··· SUPPLIED ENTRIES ···

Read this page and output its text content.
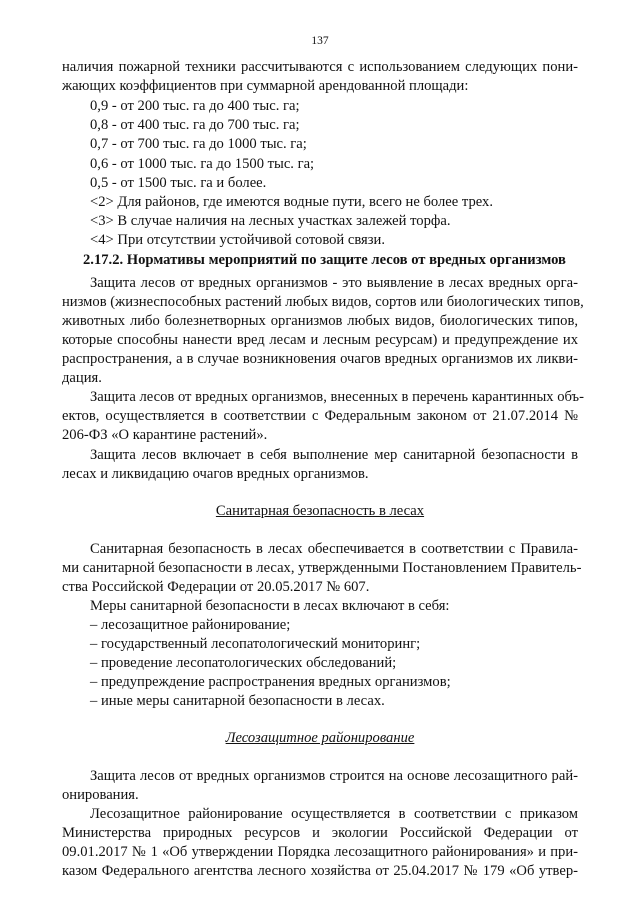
137
наличия пожарной техники рассчитываются с использованием следующих пони-
жающих коэффициентов при суммарной арендованной площади:
0,9 - от 200 тыс. га до 400 тыс. га;
0,8 - от 400 тыс. га до 700 тыс. га;
0,7 - от 700 тыс. га до 1000 тыс. га;
0,6 - от 1000 тыс. га до 1500 тыс. га;
0,5 - от 1500 тыс. га и более.
<2> Для районов, где имеются водные пути, всего не более трех.
<3> В случае наличия на лесных участках залежей торфа.
<4> При отсутствии устойчивой сотовой связи.
2.17.2. Нормативы мероприятий по защите лесов от вредных организмов
Защита лесов от вредных организмов - это выявление в лесах вредных орга-
низмов (жизнеспособных растений любых видов, сортов или биологических типов,
животных либо болезнетворных организмов любых видов, биологических типов,
которые способны нанести вред лесам и лесным ресурсам) и предупреждение их
распространения, а в случае возникновения очагов вредных организмов их ликви-
дация.
Защита лесов от вредных организмов, внесенных в перечень карантинных объ-
ектов, осуществляется в соответствии с Федеральным законом от 21.07.2014 №
206-ФЗ «О карантине растений».
Защита лесов включает в себя выполнение мер санитарной безопасности в
лесах и ликвидацию очагов вредных организмов.
Санитарная безопасность в лесах
Санитарная безопасность в лесах обеспечивается в соответствии с Правила-
ми санитарной безопасности в лесах, утвержденными Постановлением Правитель-
ства Российской Федерации от 20.05.2017 № 607.
Меры санитарной безопасности в лесах включают в себя:
– лесозащитное районирование;
– государственный лесопатологический мониторинг;
– проведение лесопатологических обследований;
– предупреждение распространения вредных организмов;
– иные меры санитарной безопасности в лесах.
Лесозащитное районирование
Защита лесов от вредных организмов строится на основе лесозащитного рай-
онирования.
Лесозащитное районирование осуществляется в соответствии с приказом
Министерства природных ресурсов и экологии Российской Федерации от
09.01.2017 № 1 «Об утверждении Порядка лесозащитного районирования» и при-
казом Федерального агентства лесного хозяйства от 25.04.2017 № 179 «Об утвер-
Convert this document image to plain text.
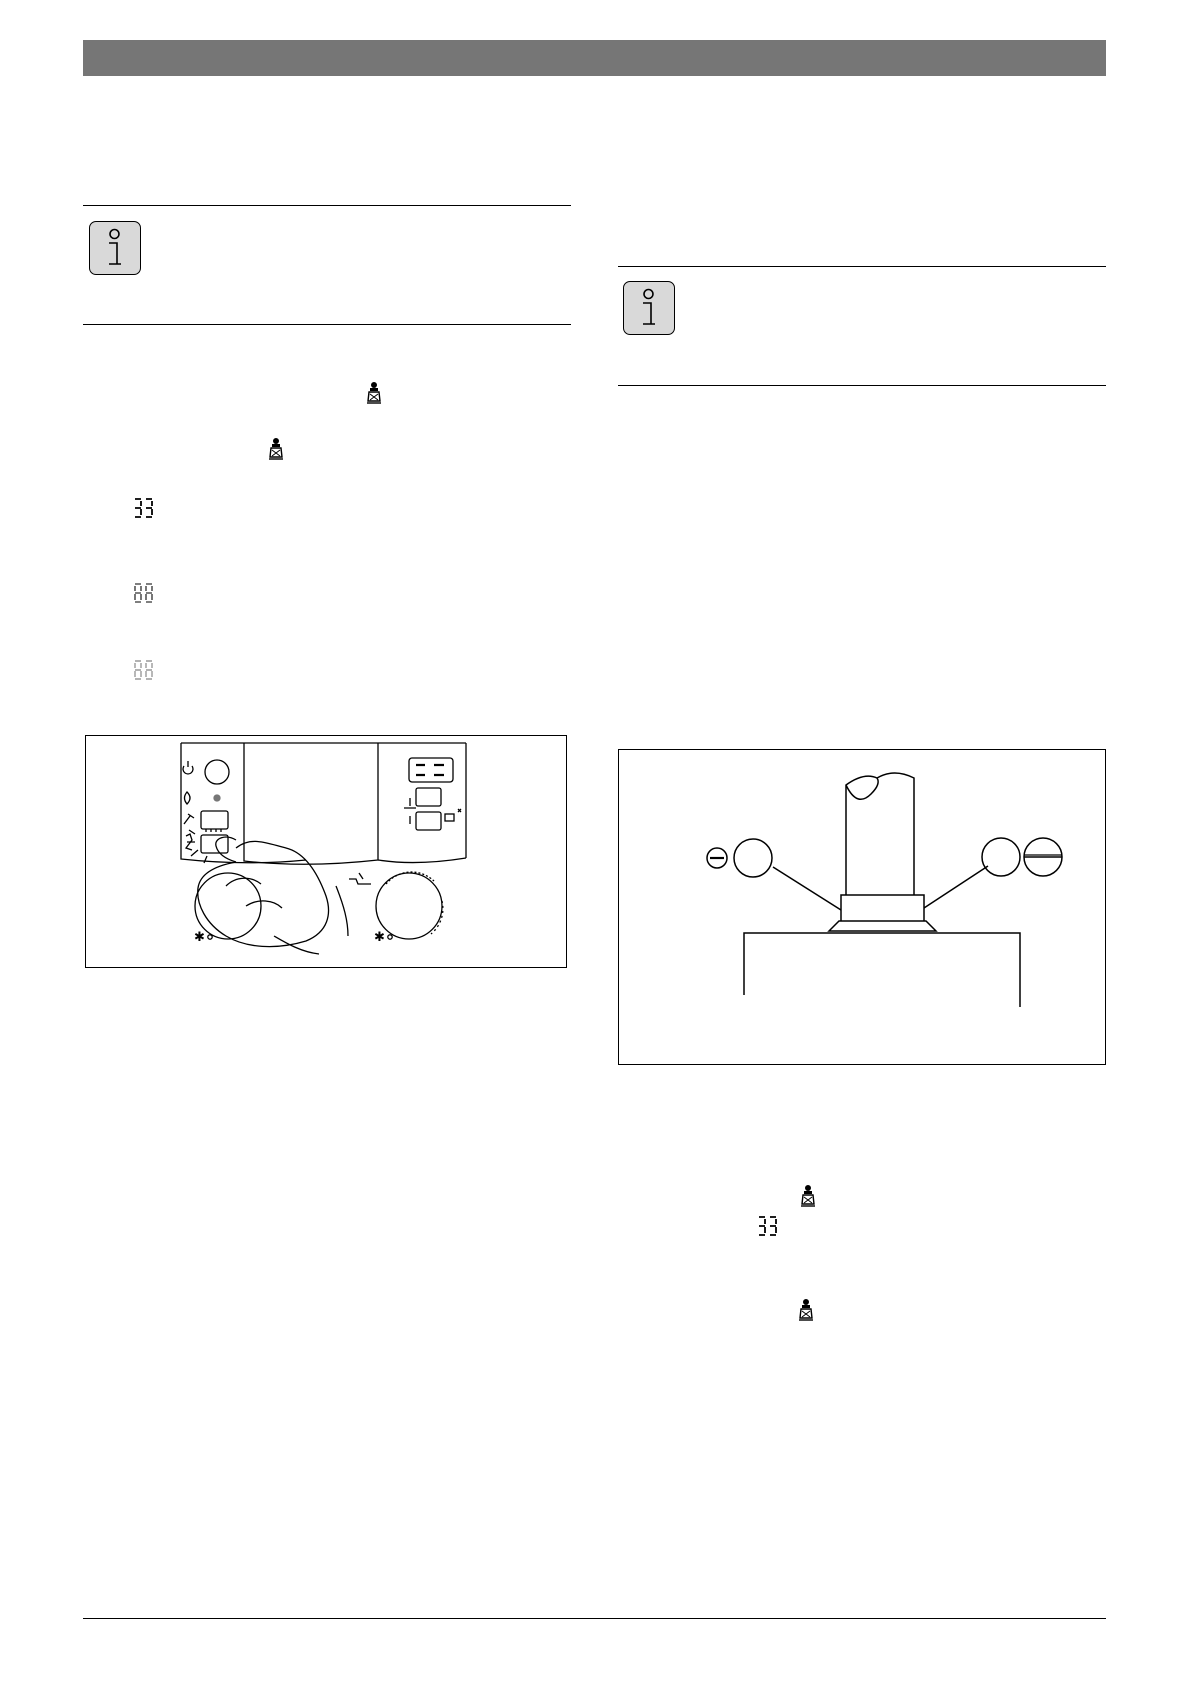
✱	✱
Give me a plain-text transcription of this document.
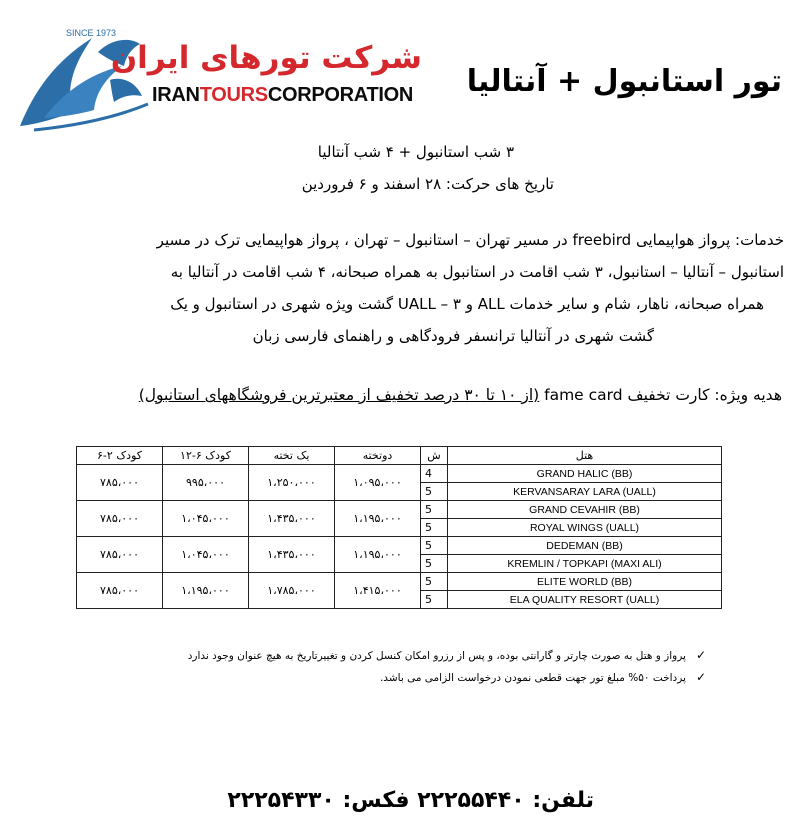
SINCE 1973
شرکت تورهای ایران
IRANTOURSCORPORATION تور استانبول + آنتالیا
۳ شب استانبول + ۴ شب آنتالیا
تاریخ های حرکت: ۲۸ اسفند و ۶ فروردین
خدمات: پرواز هواپیمایی freebird در مسیر تهران – استانبول – تهران ، پرواز هواپیمایی ترک در مسیر
استانبول – آنتالیا – استانبول، ۳ شب اقامت در استانبول به همراه صبحانه، ۴ شب اقامت در آنتالیا به
همراه صبحانه، ناهار، شام و سایر خدمات ALL و UALL – ۳ گشت ویژه شهری در استانبول و یک
گشت شهری در آنتالیا ترانسفر فرودگاهی و راهنمای فارسی زبان
هدیه ویژه: کارت تخفیف fame card (از ۱۰ تا ۳۰ درصد تخفیف از معتبرترین فروشگاههای استانبول)
کودک ۲-۶	کودک ۶-۱۲	یک تخته	دوتخته	ش	هتل
۷۸۵،۰۰۰	۹۹۵،۰۰۰	۱،۲۵۰،۰۰۰	۱،۰۹۵،۰۰۰	4	GRAND HALIC (BB)
				5	KERVANSARAY LARA (UALL)
۷۸۵،۰۰۰	۱،۰۴۵،۰۰۰	۱،۴۳۵،۰۰۰	۱،۱۹۵،۰۰۰	5	GRAND CEVAHIR (BB)
				5	ROYAL WINGS (UALL)
۷۸۵،۰۰۰	۱،۰۴۵،۰۰۰	۱،۴۳۵،۰۰۰	۱،۱۹۵،۰۰۰	5	DEDEMAN (BB)
				5	KREMLIN / TOPKAPI (MAXI ALI)
۷۸۵،۰۰۰	۱،۱۹۵،۰۰۰	۱،۷۸۵،۰۰۰	۱،۴۱۵،۰۰۰	5	ELITE WORLD (BB)
				5	ELA QUALITY RESORT (UALL)
✓پرواز و هتل به صورت چارتر و گارانتی بوده، و پس از رزرو امکان کنسل کردن و تغییرتاریخ به هیچ عنوان وجود ندارد
✓پرداخت ۵۰% مبلغ تور جهت قطعی نمودن درخواست الزامی می باشد.
تلفن: ۲۲۲۵۵۴۴۰ فکس: ۲۲۲۵۴۳۳۰
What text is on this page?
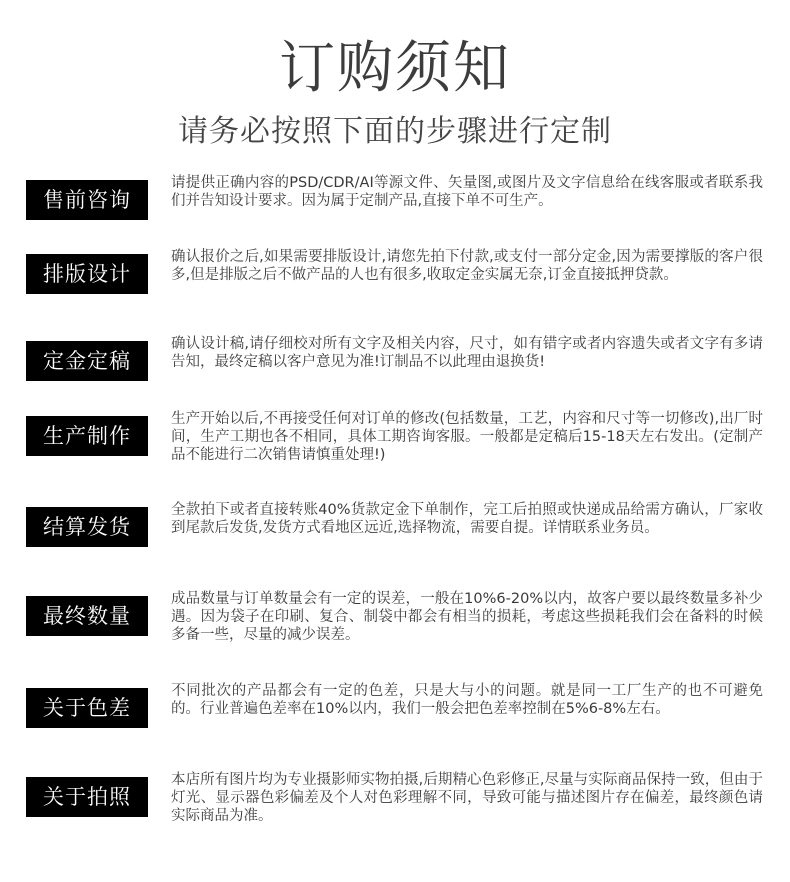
订购须知
请务必按照下面的步骤进行定制
售前咨询
请提供正确内容的PSD/CDR/AI等源文件、矢量图,或图片及文字信息给在线客服或者联系我们并告知设计要求。因为属于定制产品,直接下单不可生产。
排版设计
确认报价之后,如果需要排版设计,请您先拍下付款,或支付一部分定金,因为需要撑版的客户很多,但是排版之后不做产品的人也有很多,收取定金实属无奈,订金直接抵押贷款。
定金定稿
确认设计稿,请仔细校对所有文字及相关内容，尺寸，如有错字或者内容遗失或者文字有多请告知，最终定稿以客户意见为准!订制品不以此理由退换货!
生产制作
生产开始以后,不再接受任何对订单的修改(包括数量，工艺，内容和尺寸等一切修改),出厂时间，生产工期也各不相同，具体工期咨询客服。一般都是定稿后15-18天左右发出。(定制产品不能进行二次销售请慎重处理!)
结算发货
全款拍下或者直接转账40%货款定金下单制作，完工后拍照或快递成品给需方确认，厂家收到尾款后发货,发货方式看地区远近,选择物流，需要自提。详情联系业务员。
最终数量
成品数量与订单数量会有一定的误差，一般在10%6-20%以内，故客户要以最终数量多补少遇。因为袋子在印刷、复合、制袋中都会有相当的损耗，考虑这些损耗我们会在备料的时候多备一些，尽量的减少误差。
关于色差
不同批次的产品都会有一定的色差，只是大与小的问题。就是同一工厂生产的也不可避免的。行业普遍色差率在10%以内，我们一般会把色差率控制在5%6-8%左右。
关于拍照
本店所有图片均为专业摄影师实物拍摄,后期精心色彩修正,尽量与实际商品保持一致，但由于灯光、显示器色彩偏差及个人对色彩理解不同，导致可能与描述图片存在偏差，最终颜色请实际商品为准。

···

Select every line in the records above that contains the word "распространения".

TASK OUTPUT
распространения, а в случае возникновения очагов вредных организмов их ликви-
– предупреждение распространения вредных организмов;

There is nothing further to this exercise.